▸ **Do this**: In the listing that follows, count every line with the word "filtration" in it and write only the total.

-------- Extracted information --------

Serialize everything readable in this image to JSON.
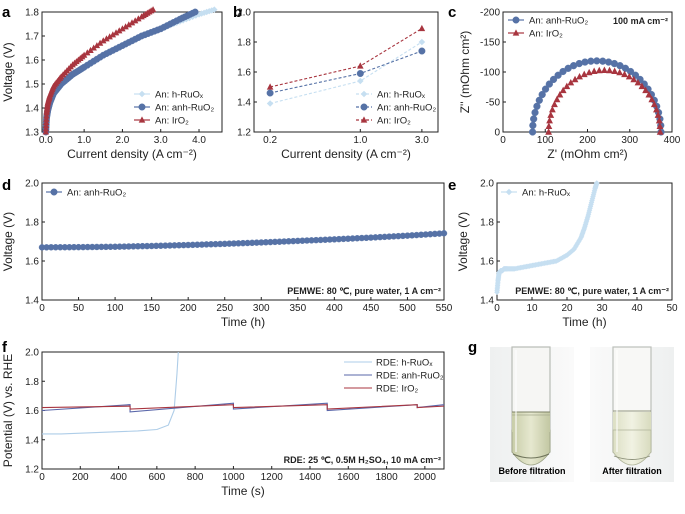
{
  "panel_letters": [
    "a",
    "b",
    "c",
    "d",
    "e",
    "f",
    "g"
  ],
  "photos": {
    "left_caption": "Before filtration",
    "right_caption": "After filtration"
  },
  "colors": {
    "h_ruox": "#c6dff1",
    "anh_ruo2": "#5672a6",
    "iro2": "#a8353f"
  },
  "chart_data": [
    {
      "panel": "a",
      "type": "line",
      "xlabel": "Current density (A cm⁻²)",
      "ylabel": "Voltage (V)",
      "xlim": [
        -0.1,
        4.6
      ],
      "ylim": [
        1.3,
        1.8
      ],
      "xticks": [
        "0.0",
        "1.0",
        "2.0",
        "3.0",
        "4.0"
      ],
      "yticks": [
        "1.3",
        "1.4",
        "1.5",
        "1.6",
        "1.7",
        "1.8"
      ],
      "legend": "bottom-right",
      "series": [
        {
          "name": "An: h-RuOₓ",
          "marker": "diamond",
          "color": "#c6dff1",
          "x": [
            0,
            0.02,
            0.05,
            0.1,
            0.2,
            0.4,
            0.7,
            1.0,
            1.5,
            2.0,
            2.5,
            3.0,
            3.5,
            4.0,
            4.4
          ],
          "y": [
            1.3,
            1.36,
            1.4,
            1.43,
            1.46,
            1.5,
            1.54,
            1.57,
            1.62,
            1.66,
            1.7,
            1.73,
            1.76,
            1.79,
            1.81
          ]
        },
        {
          "name": "An: anh-RuO₂",
          "marker": "circle",
          "color": "#5672a6",
          "x": [
            0,
            0.02,
            0.05,
            0.1,
            0.2,
            0.4,
            0.7,
            1.0,
            1.5,
            2.0,
            2.5,
            3.0,
            3.5,
            3.9
          ],
          "y": [
            1.3,
            1.36,
            1.39,
            1.42,
            1.46,
            1.5,
            1.54,
            1.57,
            1.62,
            1.66,
            1.7,
            1.73,
            1.77,
            1.8
          ]
        },
        {
          "name": "An: IrO₂",
          "marker": "triangle",
          "color": "#a8353f",
          "x": [
            0,
            0.02,
            0.05,
            0.1,
            0.2,
            0.4,
            0.7,
            1.0,
            1.5,
            2.0,
            2.5,
            2.8
          ],
          "y": [
            1.3,
            1.38,
            1.42,
            1.45,
            1.49,
            1.53,
            1.58,
            1.62,
            1.68,
            1.73,
            1.78,
            1.81
          ]
        }
      ]
    },
    {
      "panel": "b",
      "type": "line",
      "xlabel": "Current density (A cm⁻²)",
      "ylabel": "",
      "xscale": "log",
      "xlim": [
        0.15,
        4.0
      ],
      "ylim": [
        1.2,
        2.0
      ],
      "xticks": [
        "0.2",
        "1.0",
        "3.0"
      ],
      "yticks": [
        "1.2",
        "1.4",
        "1.6",
        "1.8",
        "2.0"
      ],
      "legend": "bottom-right",
      "series": [
        {
          "name": "An: h-RuOₓ",
          "marker": "diamond",
          "color": "#c6dff1",
          "x": [
            0.2,
            1.0,
            3.0
          ],
          "y": [
            1.39,
            1.54,
            1.8
          ]
        },
        {
          "name": "An: anh-RuO₂",
          "marker": "circle",
          "color": "#5672a6",
          "x": [
            0.2,
            1.0,
            3.0
          ],
          "y": [
            1.46,
            1.59,
            1.74
          ]
        },
        {
          "name": "An: IrO₂",
          "marker": "triangle",
          "color": "#a8353f",
          "x": [
            0.2,
            1.0,
            3.0
          ],
          "y": [
            1.5,
            1.64,
            1.89
          ]
        }
      ]
    },
    {
      "panel": "c",
      "type": "scatter",
      "xlabel": "Z' (mOhm cm²)",
      "ylabel": "Z'' (mOhm cm²)",
      "annotation": "100 mA cm⁻²",
      "xlim": [
        0,
        400
      ],
      "ylim": [
        0,
        -200
      ],
      "yinverted": true,
      "xticks": [
        "0",
        "100",
        "200",
        "300",
        "400"
      ],
      "yticks": [
        "0",
        "-50",
        "-100",
        "-150",
        "-200"
      ],
      "legend": "top-left",
      "series": [
        {
          "name": "An: anh-RuO₂",
          "marker": "circle",
          "color": "#5672a6",
          "center": 222,
          "radius": 152
        },
        {
          "name": "An: IrO₂",
          "marker": "triangle",
          "color": "#a8353f",
          "center": 240,
          "radius": 132
        }
      ]
    },
    {
      "panel": "d",
      "type": "scatter",
      "xlabel": "Time (h)",
      "ylabel": "Voltage (V)",
      "annotation": "PEMWE: 80 ℃, pure water, 1 A cm⁻²",
      "xlim": [
        0,
        550
      ],
      "ylim": [
        1.4,
        2.0
      ],
      "xticks": [
        "0",
        "50",
        "100",
        "150",
        "200",
        "250",
        "300",
        "350",
        "400",
        "450",
        "500",
        "550"
      ],
      "yticks": [
        "1.4",
        "1.6",
        "1.8",
        "2.0"
      ],
      "legend": "top-left",
      "series": [
        {
          "name": "An: anh-RuO₂",
          "marker": "circle",
          "color": "#5672a6",
          "x": [
            0,
            50,
            100,
            150,
            200,
            250,
            300,
            350,
            400,
            450,
            500,
            550
          ],
          "y": [
            1.67,
            1.671,
            1.673,
            1.677,
            1.682,
            1.688,
            1.695,
            1.703,
            1.711,
            1.72,
            1.73,
            1.742
          ]
        }
      ]
    },
    {
      "panel": "e",
      "type": "scatter",
      "xlabel": "Time (h)",
      "ylabel": "Voltage (V)",
      "annotation": "PEMWE: 80 ℃, pure water, 1 A cm⁻²",
      "xlim": [
        0,
        50
      ],
      "ylim": [
        1.4,
        2.0
      ],
      "xticks": [
        "0",
        "10",
        "20",
        "30",
        "40",
        "50"
      ],
      "yticks": [
        "1.4",
        "1.6",
        "1.8",
        "2.0"
      ],
      "legend": "top-left",
      "series": [
        {
          "name": "An: h-RuOₓ",
          "marker": "diamond",
          "color": "#c6dff1",
          "x": [
            0,
            0.3,
            0.6,
            1,
            1.5,
            2,
            3,
            5,
            8,
            11,
            14,
            17,
            20,
            22,
            24,
            25,
            26,
            27,
            28,
            28.5
          ],
          "y": [
            1.44,
            1.5,
            1.54,
            1.55,
            1.55,
            1.56,
            1.56,
            1.56,
            1.57,
            1.58,
            1.59,
            1.6,
            1.63,
            1.66,
            1.72,
            1.77,
            1.83,
            1.9,
            1.97,
            2.0
          ]
        }
      ]
    },
    {
      "panel": "f",
      "type": "line",
      "xlabel": "Time (s)",
      "ylabel": "Potential (V) vs. RHE",
      "annotation": "RDE: 25 ℃, 0.5M H₂SO₄, 10 mA cm⁻²",
      "xlim": [
        0,
        2100
      ],
      "ylim": [
        1.2,
        2.0
      ],
      "xticks": [
        "0",
        "200",
        "400",
        "600",
        "800",
        "1000",
        "1200",
        "1400",
        "1600",
        "1800",
        "2000"
      ],
      "yticks": [
        "1.2",
        "1.4",
        "1.6",
        "1.8",
        "2.0"
      ],
      "legend": "top-right",
      "series": [
        {
          "name": "RDE: h-RuOₓ",
          "color": "#aecde8",
          "x": [
            0,
            100,
            300,
            500,
            600,
            660,
            690,
            705,
            712
          ],
          "y": [
            1.44,
            1.44,
            1.45,
            1.46,
            1.47,
            1.5,
            1.6,
            1.85,
            2.0
          ]
        },
        {
          "name": "RDE: anh-RuO₂",
          "color": "#5a67aa",
          "x": [
            0,
            460,
            460,
            1000,
            1000,
            1490,
            1490,
            1960,
            1960,
            2100
          ],
          "y": [
            1.6,
            1.64,
            1.59,
            1.65,
            1.61,
            1.65,
            1.6,
            1.64,
            1.62,
            1.64
          ]
        },
        {
          "name": "RDE: IrO₂",
          "color": "#a8353f",
          "x": [
            0,
            460,
            460,
            1000,
            1000,
            1490,
            1490,
            1960,
            1960,
            2100
          ],
          "y": [
            1.62,
            1.63,
            1.61,
            1.64,
            1.62,
            1.64,
            1.61,
            1.64,
            1.62,
            1.63
          ]
        }
      ]
    }
  ]
}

--------

▸ **Result**: 2